↓↓↓

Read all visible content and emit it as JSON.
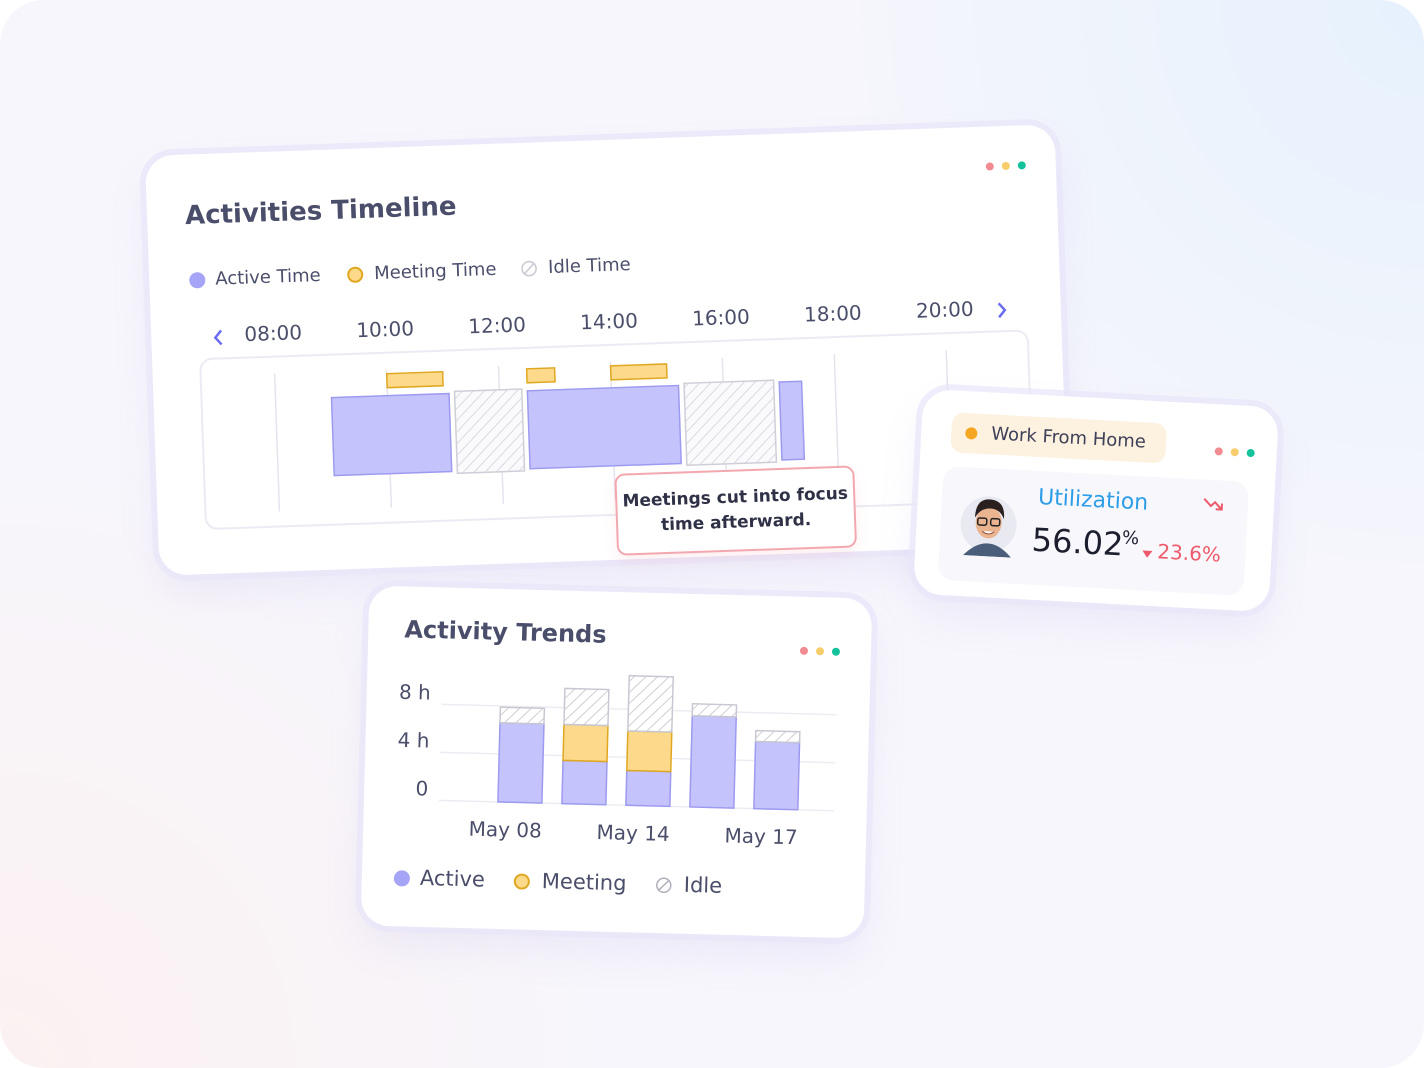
{
  "timeline": {
    "title": "Activities Timeline",
    "legend": [
      "Active Time",
      "Meeting Time",
      "Idle Time"
    ],
    "ticks": [
      {
        "value": 8,
        "label": "08:00"
      },
      {
        "value": 10,
        "label": "10:00"
      },
      {
        "value": 12,
        "label": "12:00"
      },
      {
        "value": 14,
        "label": "14:00"
      },
      {
        "value": 16,
        "label": "16:00"
      },
      {
        "value": 18,
        "label": "18:00"
      },
      {
        "value": 20,
        "label": "20:00"
      }
    ],
    "active": [
      [
        9.0,
        11.1
      ],
      [
        12.5,
        15.2
      ],
      [
        17.0,
        17.4
      ]
    ],
    "meeting": [
      [
        10.0,
        11.0
      ],
      [
        12.5,
        13.0
      ],
      [
        14.0,
        15.0
      ]
    ],
    "idle": [
      [
        11.2,
        12.4
      ],
      [
        15.3,
        16.9
      ]
    ],
    "note": "Meetings cut into focus time afterward."
  },
  "status_card": {
    "label": "Work From Home",
    "metric": "Utilization",
    "value": "56.02",
    "unit": "%",
    "change": "23.6%"
  },
  "chart_data": {
    "type": "stacked_bar",
    "title": "Activity Trends",
    "categories": [
      "May 08",
      null,
      "May 14",
      null,
      "May 17"
    ],
    "series": [
      {
        "name": "Active",
        "color": "#c5c3fb",
        "values": [
          6.6,
          3.6,
          2.9,
          7.6,
          5.6
        ]
      },
      {
        "name": "Meeting",
        "color": "#fcd98b",
        "values": [
          0,
          3.0,
          3.3,
          0,
          0
        ]
      },
      {
        "name": "Idle",
        "color": "#bdbdc8",
        "hatched": true,
        "values": [
          1.3,
          3.0,
          4.6,
          1.0,
          0.9
        ]
      }
    ],
    "ylim": [
      0,
      11
    ],
    "yticks": [
      0,
      {
        "value": 4,
        "label": "4 h"
      },
      {
        "value": 8,
        "label": "8 h"
      }
    ],
    "grid": true
  }
}
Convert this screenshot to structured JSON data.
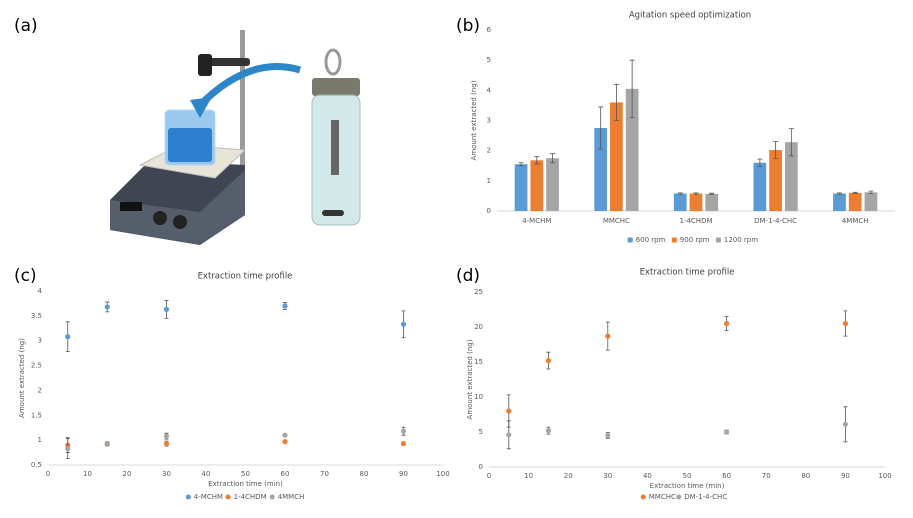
{
  "figure_labels": [
    "(a)",
    "(b)",
    "(c)",
    "(d)"
  ],
  "chart_data": [
    {
      "type": "bar",
      "title": "Agitation speed optimization",
      "y_label": "Amount extracted (ng)",
      "categories": [
        "4-MCHM",
        "MMCHC",
        "1-4CHDM",
        "DM-1-4-CHC",
        "4MMCH"
      ],
      "series": [
        {
          "name": "600 rpm",
          "color": "#5b9bd5",
          "values": [
            1.55,
            2.75,
            0.58,
            1.6,
            0.58
          ],
          "errors": [
            0.05,
            0.7,
            0.02,
            0.12,
            0.02
          ]
        },
        {
          "name": "900 rpm",
          "color": "#ed7d31",
          "values": [
            1.68,
            3.6,
            0.58,
            2.02,
            0.6
          ],
          "errors": [
            0.12,
            0.6,
            0.02,
            0.28,
            0.02
          ]
        },
        {
          "name": "1200 rpm",
          "color": "#a5a5a5",
          "values": [
            1.75,
            4.05,
            0.57,
            2.28,
            0.62
          ],
          "errors": [
            0.15,
            0.95,
            0.02,
            0.45,
            0.04
          ]
        }
      ],
      "ylim": [
        0,
        6
      ],
      "yticks": [
        0,
        1,
        2,
        3,
        4,
        5,
        6
      ],
      "grid": false,
      "legend": "bottom"
    },
    {
      "type": "scatter",
      "title": "Extraction time profile",
      "x_label": "Extraction time (min)",
      "y_label": "Amount extracted (ng)",
      "x": [
        5,
        15,
        30,
        60,
        90
      ],
      "series": [
        {
          "name": "4-MCHM",
          "color": "#5b9bd5",
          "values": [
            3.08,
            3.68,
            3.63,
            3.7,
            3.33
          ],
          "errors": [
            0.3,
            0.1,
            0.18,
            0.07,
            0.27
          ]
        },
        {
          "name": "1-4CHDM",
          "color": "#ed7d31",
          "values": [
            0.9,
            0.92,
            0.93,
            0.97,
            0.93
          ],
          "errors": [
            0.15,
            0.03,
            0.05,
            0.02,
            0.03
          ]
        },
        {
          "name": "4MMCH",
          "color": "#a5a5a5",
          "values": [
            0.83,
            0.93,
            1.08,
            1.1,
            1.18
          ],
          "errors": [
            0.2,
            0.04,
            0.06,
            0.02,
            0.08
          ]
        }
      ],
      "xlim": [
        0,
        100
      ],
      "xticks": [
        0,
        10,
        20,
        30,
        40,
        50,
        60,
        70,
        80,
        90,
        100
      ],
      "ylim": [
        0.5,
        4
      ],
      "yticks": [
        0.5,
        1,
        1.5,
        2,
        2.5,
        3,
        3.5,
        4
      ],
      "grid": false,
      "legend": "bottom"
    },
    {
      "type": "scatter",
      "title": "Extraction time profile",
      "x_label": "Extraction time (min)",
      "y_label": "Amount extracted (ng)",
      "x": [
        5,
        15,
        30,
        60,
        90
      ],
      "series": [
        {
          "name": "MMCHC",
          "color": "#ed7d31",
          "values": [
            8,
            15.2,
            18.7,
            20.5,
            20.5
          ],
          "errors": [
            2.3,
            1.2,
            2.0,
            1.0,
            1.8
          ]
        },
        {
          "name": "DM-1-4-CHC",
          "color": "#a5a5a5",
          "values": [
            4.6,
            5.2,
            4.5,
            5.0,
            6.1
          ],
          "errors": [
            2.0,
            0.5,
            0.4,
            0.3,
            2.5
          ]
        }
      ],
      "xlim": [
        0,
        100
      ],
      "xticks": [
        0,
        10,
        20,
        30,
        40,
        50,
        60,
        70,
        80,
        90,
        100
      ],
      "ylim": [
        0,
        25
      ],
      "yticks": [
        0,
        5,
        10,
        15,
        20,
        25
      ],
      "grid": false,
      "legend": "bottom"
    }
  ]
}
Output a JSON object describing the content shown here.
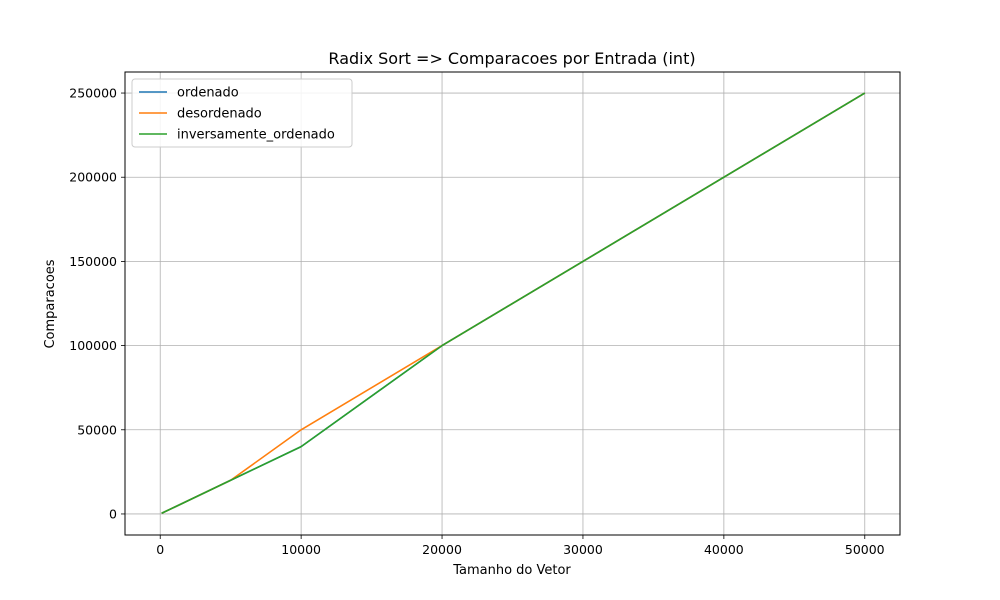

↑↑↑

Transcribe each entry precisely as given, leaving the pictures out.

Read all visible content and emit it as JSON.
{
  "timeline": {
    "title": "Activities Timeline",
    "legend": [
      "Active Time",
      "Meeting Time",
      "Idle Time"
    ],
    "ticks": [
      {
        "value": 8,
        "label": "08:00"
      },
      {
        "value": 10,
        "label": "10:00"
      },
      {
        "value": 12,
        "label": "12:00"
      },
      {
        "value": 14,
        "label": "14:00"
      },
      {
        "value": 16,
        "label": "16:00"
      },
      {
        "value": 18,
        "label": "18:00"
      },
      {
        "value": 20,
        "label": "20:00"
      }
    ],
    "active": [
      [
        9.0,
        11.1
      ],
      [
        12.5,
        15.2
      ],
      [
        17.0,
        17.4
      ]
    ],
    "meeting": [
      [
        10.0,
        11.0
      ],
      [
        12.5,
        13.0
      ],
      [
        14.0,
        15.0
      ]
    ],
    "idle": [
      [
        11.2,
        12.4
      ],
      [
        15.3,
        16.9
      ]
    ],
    "note": "Meetings cut into focus time afterward."
  },
  "status_card": {
    "label": "Work From Home",
    "metric": "Utilization",
    "value": "56.02",
    "unit": "%",
    "change": "23.6%"
  },
  "chart_data": {
    "type": "stacked_bar",
    "title": "Activity Trends",
    "categories": [
      "May 08",
      null,
      "May 14",
      null,
      "May 17"
    ],
    "series": [
      {
        "name": "Active",
        "color": "#c5c3fb",
        "values": [
          6.6,
          3.6,
          2.9,
          7.6,
          5.6
        ]
      },
      {
        "name": "Meeting",
        "color": "#fcd98b",
        "values": [
          0,
          3.0,
          3.3,
          0,
          0
        ]
      },
      {
        "name": "Idle",
        "color": "#bdbdc8",
        "hatched": true,
        "values": [
          1.3,
          3.0,
          4.6,
          1.0,
          0.9
        ]
      }
    ],
    "ylim": [
      0,
      11
    ],
    "yticks": [
      0,
      {
        "value": 4,
        "label": "4 h"
      },
      {
        "value": 8,
        "label": "8 h"
      }
    ],
    "grid": true
  }
}
Convert this screenshot to structured JSON data.
{
  "figure_labels": [
    "(a)",
    "(b)",
    "(c)",
    "(d)"
  ],
  "chart_data": [
    {
      "type": "bar",
      "title": "Agitation speed optimization",
      "y_label": "Amount extracted (ng)",
      "categories": [
        "4-MCHM",
        "MMCHC",
        "1-4CHDM",
        "DM-1-4-CHC",
        "4MMCH"
      ],
      "series": [
        {
          "name": "600 rpm",
          "color": "#5b9bd5",
          "values": [
            1.55,
            2.75,
            0.58,
            1.6,
            0.58
          ],
          "errors": [
            0.05,
            0.7,
            0.02,
            0.12,
            0.02
          ]
        },
        {
          "name": "900 rpm",
          "color": "#ed7d31",
          "values": [
            1.68,
            3.6,
            0.58,
            2.02,
            0.6
          ],
          "errors": [
            0.12,
            0.6,
            0.02,
            0.28,
            0.02
          ]
        },
        {
          "name": "1200 rpm",
          "color": "#a5a5a5",
          "values": [
            1.75,
            4.05,
            0.57,
            2.28,
            0.62
          ],
          "errors": [
            0.15,
            0.95,
            0.02,
            0.45,
            0.04
          ]
        }
      ],
      "ylim": [
        0,
        6
      ],
      "yticks": [
        0,
        1,
        2,
        3,
        4,
        5,
        6
      ],
      "grid": false,
      "legend": "bottom"
    },
    {
      "type": "scatter",
      "title": "Extraction time profile",
      "x_label": "Extraction time (min)",
      "y_label": "Amount extracted (ng)",
      "x": [
        5,
        15,
        30,
        60,
        90
      ],
      "series": [
        {
          "name": "4-MCHM",
          "color": "#5b9bd5",
          "values": [
            3.08,
            3.68,
            3.63,
            3.7,
            3.33
          ],
          "errors": [
            0.3,
            0.1,
            0.18,
            0.07,
            0.27
          ]
        },
        {
          "name": "1-4CHDM",
          "color": "#ed7d31",
          "values": [
            0.9,
            0.92,
            0.93,
            0.97,
            0.93
          ],
          "errors": [
            0.15,
            0.03,
            0.05,
            0.02,
            0.03
          ]
        },
        {
          "name": "4MMCH",
          "color": "#a5a5a5",
          "values": [
            0.83,
            0.93,
            1.08,
            1.1,
            1.18
          ],
          "errors": [
            0.2,
            0.04,
            0.06,
            0.02,
            0.08
          ]
        }
      ],
      "xlim": [
        0,
        100
      ],
      "xticks": [
        0,
        10,
        20,
        30,
        40,
        50,
        60,
        70,
        80,
        90,
        100
      ],
      "ylim": [
        0.5,
        4
      ],
      "yticks": [
        0.5,
        1,
        1.5,
        2,
        2.5,
        3,
        3.5,
        4
      ],
      "grid": false,
      "legend": "bottom"
    },
    {
      "type": "scatter",
      "title": "Extraction time profile",
      "x_label": "Extraction time (min)",
      "y_label": "Amount extracted (ng)",
      "x": [
        5,
        15,
        30,
        60,
        90
      ],
      "series": [
        {
          "name": "MMCHC",
          "color": "#ed7d31",
          "values": [
            8,
            15.2,
            18.7,
            20.5,
            20.5
          ],
          "errors": [
            2.3,
            1.2,
            2.0,
            1.0,
            1.8
          ]
        },
        {
          "name": "DM-1-4-CHC",
          "color": "#a5a5a5",
          "values": [
            4.6,
            5.2,
            4.5,
            5.0,
            6.1
          ],
          "errors": [
            2.0,
            0.5,
            0.4,
            0.3,
            2.5
          ]
        }
      ],
      "xlim": [
        0,
        100
      ],
      "xticks": [
        0,
        10,
        20,
        30,
        40,
        50,
        60,
        70,
        80,
        90,
        100
      ],
      "ylim": [
        0,
        25
      ],
      "yticks": [
        0,
        5,
        10,
        15,
        20,
        25
      ],
      "grid": false,
      "legend": "bottom"
    }
  ]
}
Output a JSON object describing the content shown here.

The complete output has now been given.